● **Instruction**: The answer should be a single number: how many lines of the entries below hold the word "this".

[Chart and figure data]

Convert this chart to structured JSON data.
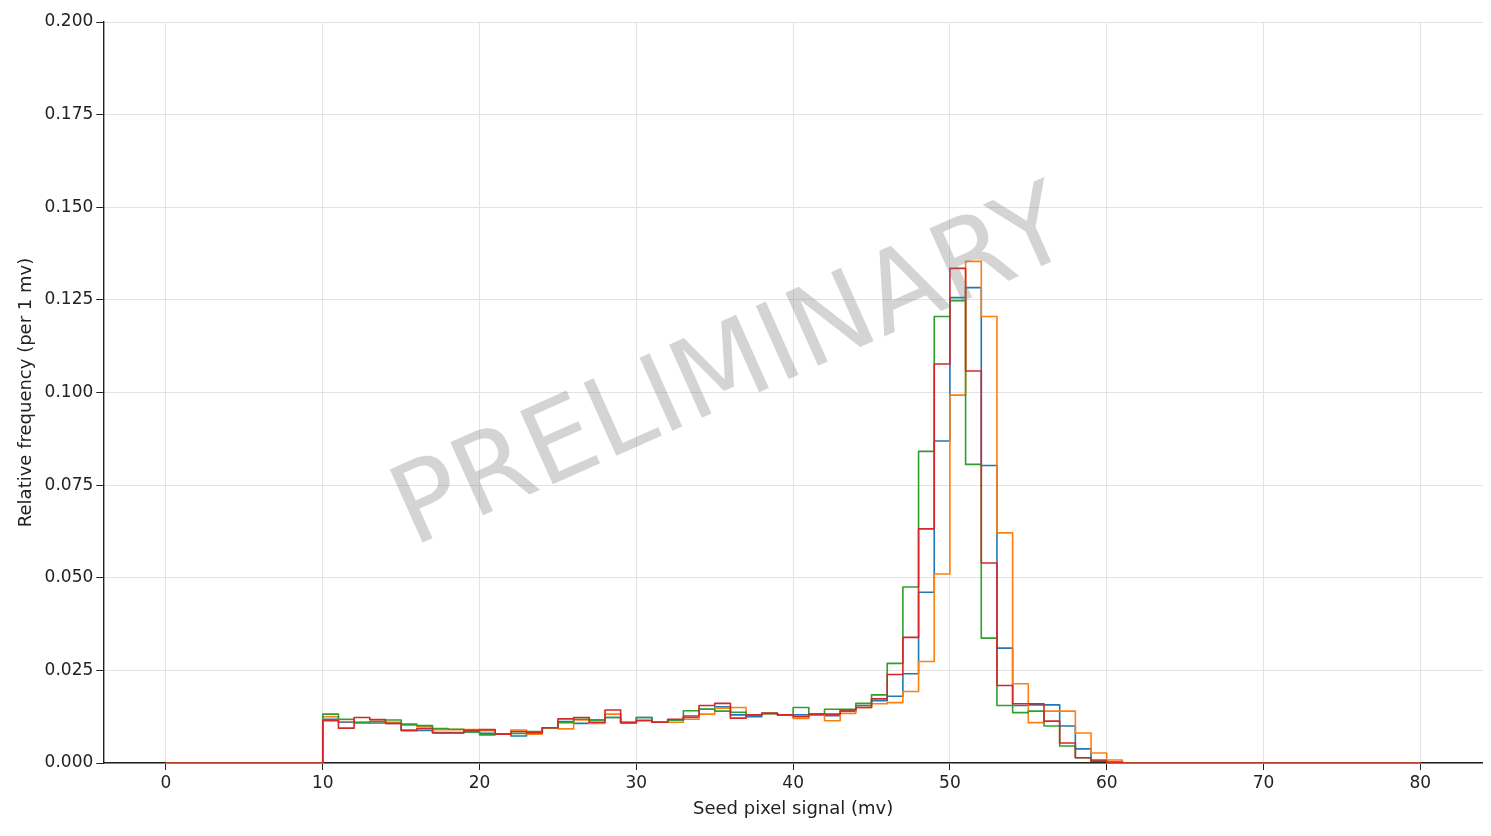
{
  "chart_data": {
    "type": "histogram",
    "xlabel": "Seed pixel signal (mv)",
    "ylabel": "Relative frequency (per 1 mv)",
    "annotations": [
      "PRELIMINARY"
    ],
    "bins": [
      0,
      1,
      2,
      3,
      4,
      5,
      6,
      7,
      8,
      9,
      10,
      11,
      12,
      13,
      14,
      15,
      16,
      17,
      18,
      19,
      20,
      21,
      22,
      23,
      24,
      25,
      26,
      27,
      28,
      29,
      30,
      31,
      32,
      33,
      34,
      35,
      36,
      37,
      38,
      39,
      40,
      41,
      42,
      43,
      44,
      45,
      46,
      47,
      48,
      49,
      50,
      51,
      52,
      53,
      54,
      55,
      56,
      57,
      58,
      59,
      60,
      61,
      62,
      63,
      64,
      65,
      66,
      67,
      68,
      69,
      70,
      71,
      72,
      73,
      74,
      75,
      76,
      77,
      78,
      79,
      80
    ],
    "series": [
      {
        "color": "#1f77b4",
        "values": [
          0,
          0,
          0,
          0,
          0,
          0,
          0,
          0,
          0,
          0,
          0.0118,
          0.011,
          0.0109,
          0.0108,
          0.0107,
          0.0089,
          0.0088,
          0.0082,
          0.0082,
          0.0084,
          0.008,
          0.0078,
          0.0073,
          0.008,
          0.0095,
          0.0112,
          0.0107,
          0.0116,
          0.0123,
          0.0109,
          0.0123,
          0.011,
          0.0116,
          0.0123,
          0.0145,
          0.0152,
          0.013,
          0.0125,
          0.0134,
          0.013,
          0.013,
          0.013,
          0.0128,
          0.014,
          0.0155,
          0.0168,
          0.018,
          0.0241,
          0.0461,
          0.0869,
          0.1256,
          0.1283,
          0.0803,
          0.031,
          0.0155,
          0.0157,
          0.0157,
          0.01,
          0.0038,
          0.0008,
          0.0002,
          0,
          0,
          0,
          0,
          0,
          0,
          0,
          0,
          0,
          0,
          0,
          0,
          0,
          0,
          0,
          0,
          0,
          0,
          0
        ]
      },
      {
        "color": "#ff7f0e",
        "values": [
          0,
          0,
          0,
          0,
          0,
          0,
          0,
          0,
          0,
          0,
          0.0125,
          0.0112,
          0.011,
          0.0112,
          0.011,
          0.0102,
          0.0098,
          0.009,
          0.009,
          0.009,
          0.0087,
          0.0078,
          0.0089,
          0.0078,
          0.0095,
          0.0092,
          0.0116,
          0.0107,
          0.0132,
          0.0109,
          0.0116,
          0.011,
          0.011,
          0.0118,
          0.0132,
          0.0148,
          0.015,
          0.013,
          0.0134,
          0.013,
          0.012,
          0.0132,
          0.0114,
          0.0134,
          0.015,
          0.016,
          0.0163,
          0.0193,
          0.0274,
          0.051,
          0.0993,
          0.1354,
          0.1205,
          0.0621,
          0.0214,
          0.0109,
          0.014,
          0.014,
          0.0081,
          0.0027,
          0.0008,
          0,
          0,
          0,
          0,
          0,
          0,
          0,
          0,
          0,
          0,
          0,
          0,
          0,
          0,
          0,
          0,
          0,
          0,
          0
        ]
      },
      {
        "color": "#2ca02c",
        "values": [
          0,
          0,
          0,
          0,
          0,
          0,
          0,
          0,
          0,
          0,
          0.0132,
          0.0118,
          0.0109,
          0.0112,
          0.0116,
          0.0105,
          0.0101,
          0.0093,
          0.0091,
          0.0084,
          0.0076,
          0.0078,
          0.008,
          0.0085,
          0.0095,
          0.0109,
          0.0118,
          0.0116,
          0.0123,
          0.0109,
          0.0123,
          0.011,
          0.0116,
          0.0141,
          0.0145,
          0.014,
          0.0137,
          0.013,
          0.0134,
          0.013,
          0.015,
          0.0132,
          0.0145,
          0.0145,
          0.0161,
          0.0184,
          0.0269,
          0.0475,
          0.0841,
          0.1205,
          0.1248,
          0.0806,
          0.0337,
          0.0155,
          0.0136,
          0.014,
          0.01,
          0.0046,
          0.0014,
          0.0005,
          0.0002,
          0,
          0,
          0,
          0,
          0,
          0,
          0,
          0,
          0,
          0,
          0,
          0,
          0,
          0,
          0,
          0,
          0,
          0,
          0
        ]
      },
      {
        "color": "#d62728",
        "values": [
          0,
          0,
          0,
          0,
          0,
          0,
          0,
          0,
          0,
          0,
          0.0114,
          0.0094,
          0.0123,
          0.0117,
          0.0107,
          0.0087,
          0.0093,
          0.0081,
          0.0081,
          0.0088,
          0.009,
          0.0078,
          0.0085,
          0.0082,
          0.0095,
          0.0119,
          0.0123,
          0.011,
          0.0143,
          0.0109,
          0.0114,
          0.011,
          0.0118,
          0.0127,
          0.0155,
          0.0161,
          0.0121,
          0.013,
          0.0134,
          0.013,
          0.0125,
          0.0132,
          0.0132,
          0.0143,
          0.015,
          0.0173,
          0.0239,
          0.0339,
          0.0632,
          0.1077,
          0.1335,
          0.1058,
          0.054,
          0.0209,
          0.016,
          0.016,
          0.0113,
          0.0054,
          0.0014,
          0.0005,
          0.0002,
          0,
          0,
          0,
          0,
          0,
          0,
          0,
          0,
          0,
          0,
          0,
          0,
          0,
          0,
          0,
          0,
          0,
          0,
          0
        ]
      }
    ],
    "xlim": [
      -4,
      84
    ],
    "xticks": [
      0,
      10,
      20,
      30,
      40,
      50,
      60,
      70,
      80
    ],
    "ylim": [
      0,
      0.2
    ],
    "yticks": [
      {
        "value": 0,
        "label": "0.000"
      },
      {
        "value": 0.025,
        "label": "0.025"
      },
      {
        "value": 0.05,
        "label": "0.050"
      },
      {
        "value": 0.075,
        "label": "0.075"
      },
      {
        "value": 0.1,
        "label": "0.100"
      },
      {
        "value": 0.125,
        "label": "0.125"
      },
      {
        "value": 0.15,
        "label": "0.150"
      },
      {
        "value": 0.175,
        "label": "0.175"
      },
      {
        "value": 0.2,
        "label": "0.200"
      }
    ],
    "grid": true
  }
}
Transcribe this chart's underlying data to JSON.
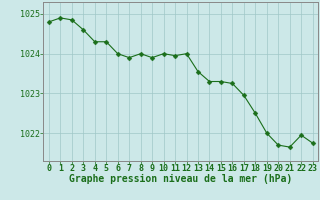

● **Full solution**: 2